Task statement
Reproduce all of the material word for word.

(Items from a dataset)
+ + +
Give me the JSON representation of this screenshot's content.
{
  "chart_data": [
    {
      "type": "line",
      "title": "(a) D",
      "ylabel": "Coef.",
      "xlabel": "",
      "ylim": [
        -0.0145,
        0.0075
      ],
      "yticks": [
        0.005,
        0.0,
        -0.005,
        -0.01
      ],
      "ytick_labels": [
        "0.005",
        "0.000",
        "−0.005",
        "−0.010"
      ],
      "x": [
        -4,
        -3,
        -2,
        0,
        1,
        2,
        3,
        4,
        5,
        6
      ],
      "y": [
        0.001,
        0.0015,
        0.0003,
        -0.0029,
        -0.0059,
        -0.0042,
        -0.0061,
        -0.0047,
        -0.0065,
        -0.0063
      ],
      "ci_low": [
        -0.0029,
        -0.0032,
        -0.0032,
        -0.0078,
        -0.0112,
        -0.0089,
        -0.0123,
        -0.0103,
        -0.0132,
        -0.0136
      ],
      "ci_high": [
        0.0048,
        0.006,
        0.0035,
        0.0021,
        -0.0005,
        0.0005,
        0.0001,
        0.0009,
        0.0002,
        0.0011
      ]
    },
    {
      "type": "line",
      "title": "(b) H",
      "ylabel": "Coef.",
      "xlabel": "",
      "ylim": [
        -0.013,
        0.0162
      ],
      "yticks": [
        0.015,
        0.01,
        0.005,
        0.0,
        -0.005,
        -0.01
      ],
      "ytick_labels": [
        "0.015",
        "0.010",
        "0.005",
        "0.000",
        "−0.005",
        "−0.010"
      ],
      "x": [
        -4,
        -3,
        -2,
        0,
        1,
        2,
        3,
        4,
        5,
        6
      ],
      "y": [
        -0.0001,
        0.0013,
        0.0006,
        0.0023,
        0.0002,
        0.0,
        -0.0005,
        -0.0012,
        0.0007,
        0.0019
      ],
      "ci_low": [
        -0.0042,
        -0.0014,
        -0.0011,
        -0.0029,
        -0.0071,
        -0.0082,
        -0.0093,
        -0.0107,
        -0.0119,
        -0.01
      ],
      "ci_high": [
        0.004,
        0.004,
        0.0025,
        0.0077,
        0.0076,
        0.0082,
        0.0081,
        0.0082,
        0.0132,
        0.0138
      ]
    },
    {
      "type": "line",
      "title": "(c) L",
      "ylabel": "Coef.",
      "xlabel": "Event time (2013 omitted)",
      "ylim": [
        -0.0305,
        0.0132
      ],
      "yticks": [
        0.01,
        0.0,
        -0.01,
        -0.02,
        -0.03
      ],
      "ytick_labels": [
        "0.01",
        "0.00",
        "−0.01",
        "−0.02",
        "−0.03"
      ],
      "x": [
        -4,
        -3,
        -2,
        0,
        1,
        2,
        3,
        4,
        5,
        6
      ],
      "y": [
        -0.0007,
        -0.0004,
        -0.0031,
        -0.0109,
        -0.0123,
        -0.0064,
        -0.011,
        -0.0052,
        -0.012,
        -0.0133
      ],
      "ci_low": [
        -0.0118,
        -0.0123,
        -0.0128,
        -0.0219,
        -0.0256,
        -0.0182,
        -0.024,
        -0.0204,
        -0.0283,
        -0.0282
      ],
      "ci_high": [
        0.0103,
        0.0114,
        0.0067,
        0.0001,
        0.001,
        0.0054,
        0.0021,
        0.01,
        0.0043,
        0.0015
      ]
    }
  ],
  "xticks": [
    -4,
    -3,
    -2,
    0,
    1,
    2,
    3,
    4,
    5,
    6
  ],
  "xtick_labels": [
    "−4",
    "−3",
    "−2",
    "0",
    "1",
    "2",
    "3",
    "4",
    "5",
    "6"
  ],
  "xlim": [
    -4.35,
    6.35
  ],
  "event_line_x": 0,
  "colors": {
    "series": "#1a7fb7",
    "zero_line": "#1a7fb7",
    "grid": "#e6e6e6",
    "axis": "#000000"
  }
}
+ + +
Exercise response
Give me the JSON representation of this screenshot's content.
{
  "chart_data": [
    {
      "type": "line",
      "title": "(a) D",
      "ylabel": "Coef.",
      "xlabel": "",
      "ylim": [
        -0.0145,
        0.0075
      ],
      "yticks": [
        0.005,
        0.0,
        -0.005,
        -0.01
      ],
      "ytick_labels": [
        "0.005",
        "0.000",
        "−0.005",
        "−0.010"
      ],
      "x": [
        -4,
        -3,
        -2,
        0,
        1,
        2,
        3,
        4,
        5,
        6
      ],
      "y": [
        0.001,
        0.0015,
        0.0003,
        -0.0029,
        -0.0059,
        -0.0042,
        -0.0061,
        -0.0047,
        -0.0065,
        -0.0063
      ],
      "ci_low": [
        -0.0029,
        -0.0032,
        -0.0032,
        -0.0078,
        -0.0112,
        -0.0089,
        -0.0123,
        -0.0103,
        -0.0132,
        -0.0136
      ],
      "ci_high": [
        0.0048,
        0.006,
        0.0035,
        0.0021,
        -0.0005,
        0.0005,
        0.0001,
        0.0009,
        0.0002,
        0.0011
      ]
    },
    {
      "type": "line",
      "title": "(b) H",
      "ylabel": "Coef.",
      "xlabel": "",
      "ylim": [
        -0.013,
        0.0162
      ],
      "yticks": [
        0.015,
        0.01,
        0.005,
        0.0,
        -0.005,
        -0.01
      ],
      "ytick_labels": [
        "0.015",
        "0.010",
        "0.005",
        "0.000",
        "−0.005",
        "−0.010"
      ],
      "x": [
        -4,
        -3,
        -2,
        0,
        1,
        2,
        3,
        4,
        5,
        6
      ],
      "y": [
        -0.0001,
        0.0013,
        0.0006,
        0.0023,
        0.0002,
        0.0,
        -0.0005,
        -0.0012,
        0.0007,
        0.0019
      ],
      "ci_low": [
        -0.0042,
        -0.0014,
        -0.0011,
        -0.0029,
        -0.0071,
        -0.0082,
        -0.0093,
        -0.0107,
        -0.0119,
        -0.01
      ],
      "ci_high": [
        0.004,
        0.004,
        0.0025,
        0.0077,
        0.0076,
        0.0082,
        0.0081,
        0.0082,
        0.0132,
        0.0138
      ]
    },
    {
      "type": "line",
      "title": "(c) L",
      "ylabel": "Coef.",
      "xlabel": "Event time (2013 omitted)",
      "ylim": [
        -0.0305,
        0.0132
      ],
      "yticks": [
        0.01,
        0.0,
        -0.01,
        -0.02,
        -0.03
      ],
      "ytick_labels": [
        "0.01",
        "0.00",
        "−0.01",
        "−0.02",
        "−0.03"
      ],
      "x": [
        -4,
        -3,
        -2,
        0,
        1,
        2,
        3,
        4,
        5,
        6
      ],
      "y": [
        -0.0007,
        -0.0004,
        -0.0031,
        -0.0109,
        -0.0123,
        -0.0064,
        -0.011,
        -0.0052,
        -0.012,
        -0.0133
      ],
      "ci_low": [
        -0.0118,
        -0.0123,
        -0.0128,
        -0.0219,
        -0.0256,
        -0.0182,
        -0.024,
        -0.0204,
        -0.0283,
        -0.0282
      ],
      "ci_high": [
        0.0103,
        0.0114,
        0.0067,
        0.0001,
        0.001,
        0.0054,
        0.0021,
        0.01,
        0.0043,
        0.0015
      ]
    }
  ],
  "xticks": [
    -4,
    -3,
    -2,
    0,
    1,
    2,
    3,
    4,
    5,
    6
  ],
  "xtick_labels": [
    "−4",
    "−3",
    "−2",
    "0",
    "1",
    "2",
    "3",
    "4",
    "5",
    "6"
  ],
  "xlim": [
    -4.35,
    6.35
  ],
  "event_line_x": 0,
  "colors": {
    "series": "#1a7fb7",
    "zero_line": "#1a7fb7",
    "grid": "#e6e6e6",
    "axis": "#000000"
  }
}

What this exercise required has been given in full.